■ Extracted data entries
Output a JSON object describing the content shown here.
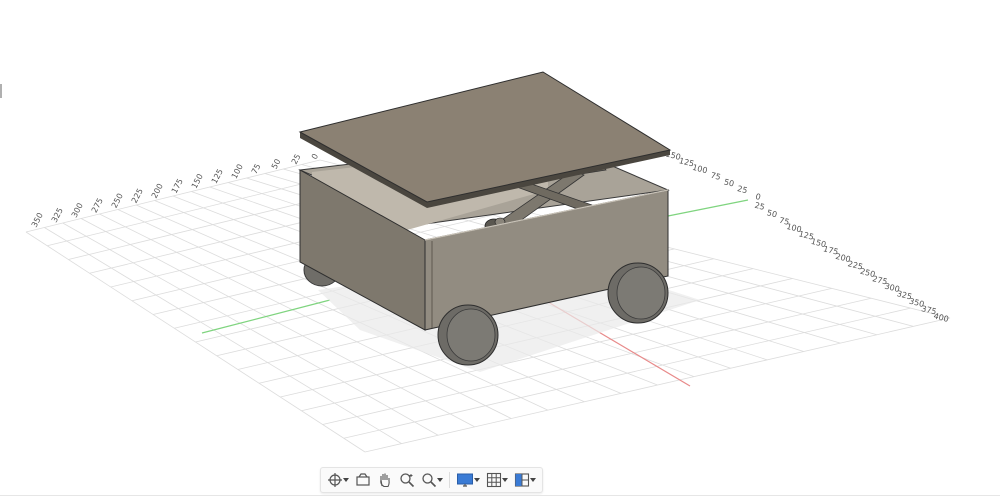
{
  "ruler_left": {
    "labels": [
      "350",
      "325",
      "300",
      "275",
      "250",
      "225",
      "200",
      "175",
      "150",
      "125",
      "100",
      "75",
      "50",
      "25",
      "0"
    ]
  },
  "ruler_right_upper": {
    "labels": [
      "150",
      "125",
      "100",
      "75",
      "50",
      "25",
      "0"
    ]
  },
  "ruler_right_lower": {
    "labels": [
      "25",
      "50",
      "75",
      "100",
      "125",
      "150",
      "175",
      "200",
      "225",
      "250",
      "275",
      "300",
      "325",
      "350",
      "375",
      "400"
    ]
  },
  "colors": {
    "grid_line": "#dcdcdc",
    "axis_x": "#e88a8a",
    "axis_y": "#7fd47f",
    "body": "#8a8478",
    "lid": "#8b8173",
    "wheel": "#6d6b66"
  },
  "toolbar": {
    "items": [
      {
        "name": "orbit-icon",
        "has_caret": true
      },
      {
        "name": "look-at-icon",
        "has_caret": false
      },
      {
        "name": "pan-icon",
        "has_caret": false
      },
      {
        "name": "zoom-icon",
        "has_caret": false
      },
      {
        "name": "fit-icon",
        "has_caret": true
      },
      {
        "name": "display-settings-icon",
        "has_caret": true
      },
      {
        "name": "grid-snap-icon",
        "has_caret": true
      },
      {
        "name": "viewports-icon",
        "has_caret": true
      }
    ]
  }
}
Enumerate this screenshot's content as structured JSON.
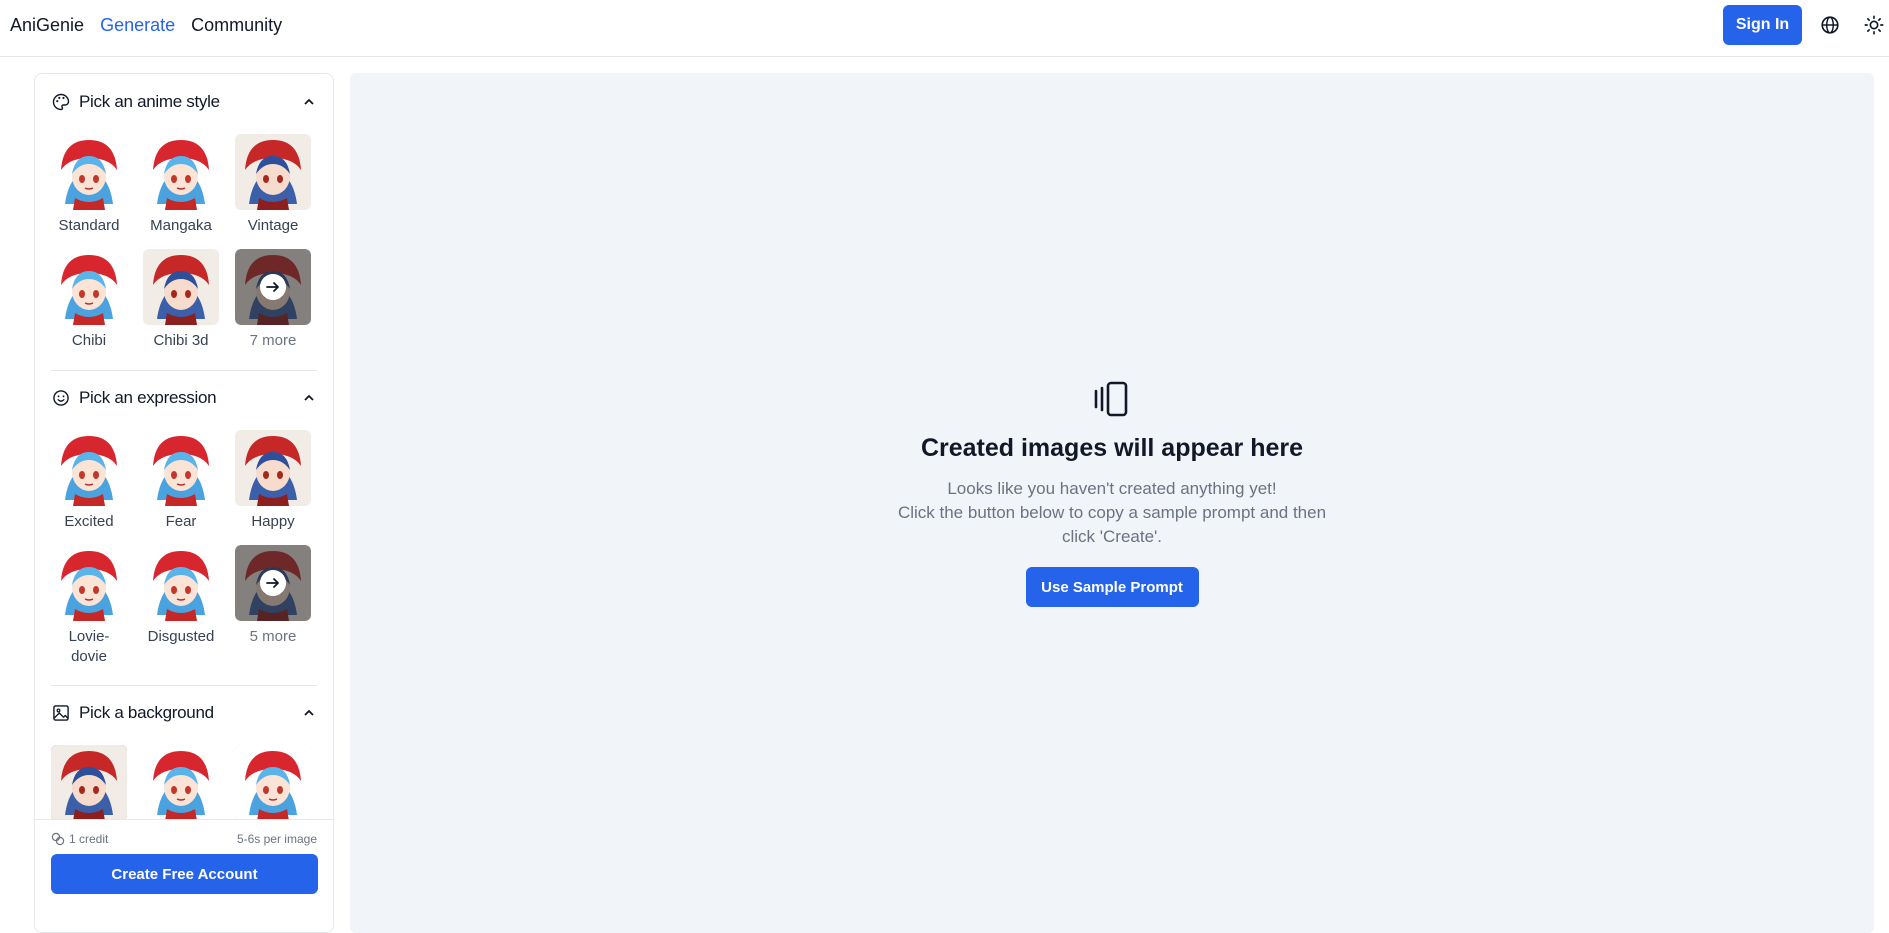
{
  "header": {
    "brand": "AniGenie",
    "nav": [
      "Generate",
      "Community"
    ],
    "sign_in": "Sign In",
    "icons": [
      "globe-icon",
      "sun-icon"
    ]
  },
  "sidebar": {
    "styles": {
      "title": "Pick an anime style",
      "items": [
        "Standard",
        "Mangaka",
        "Vintage",
        "Chibi",
        "Chibi 3d"
      ],
      "more": "7 more"
    },
    "expressions": {
      "title": "Pick an expression",
      "items": [
        "Excited",
        "Fear",
        "Happy",
        "Lovie-dovie",
        "Disgusted"
      ],
      "more": "5 more"
    },
    "backgrounds": {
      "title": "Pick a background"
    },
    "footer": {
      "credit": "1 credit",
      "speed": "5-6s per image",
      "create_account": "Create Free Account"
    }
  },
  "main": {
    "empty_title": "Created images will appear here",
    "empty_line1": "Looks like you haven't created anything yet!",
    "empty_line2": "Click the button below to copy a sample prompt and then click 'Create'.",
    "sample_button": "Use Sample Prompt"
  },
  "colors": {
    "accent": "#2563eb",
    "main_bg": "#f1f4f9"
  }
}
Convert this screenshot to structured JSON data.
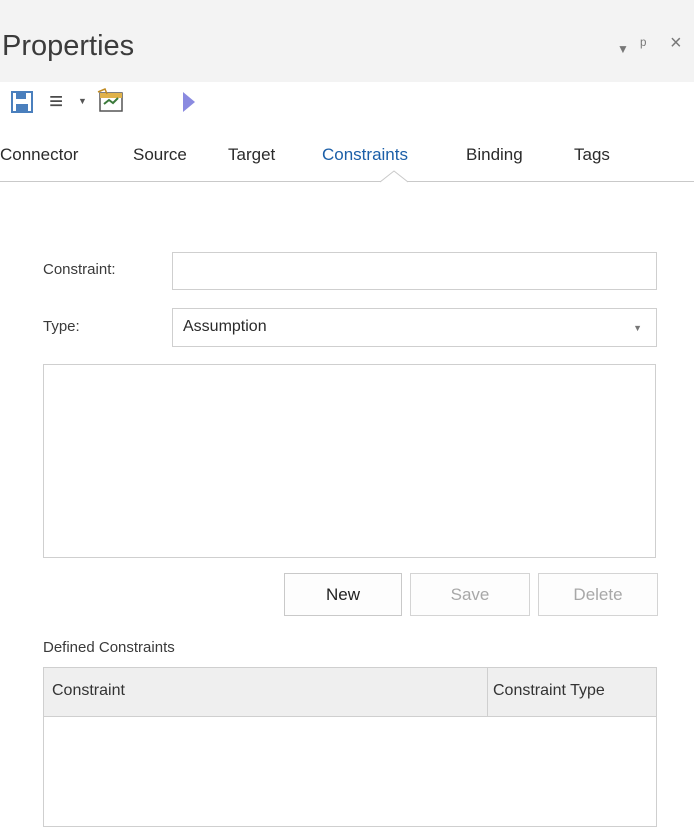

■ Do this
From the entries, copy out each line containing the word "screenshot".

■ Problem solution
Enumerate this screenshot's content as structured JSON.
Convert this screenshot to structured JSON data.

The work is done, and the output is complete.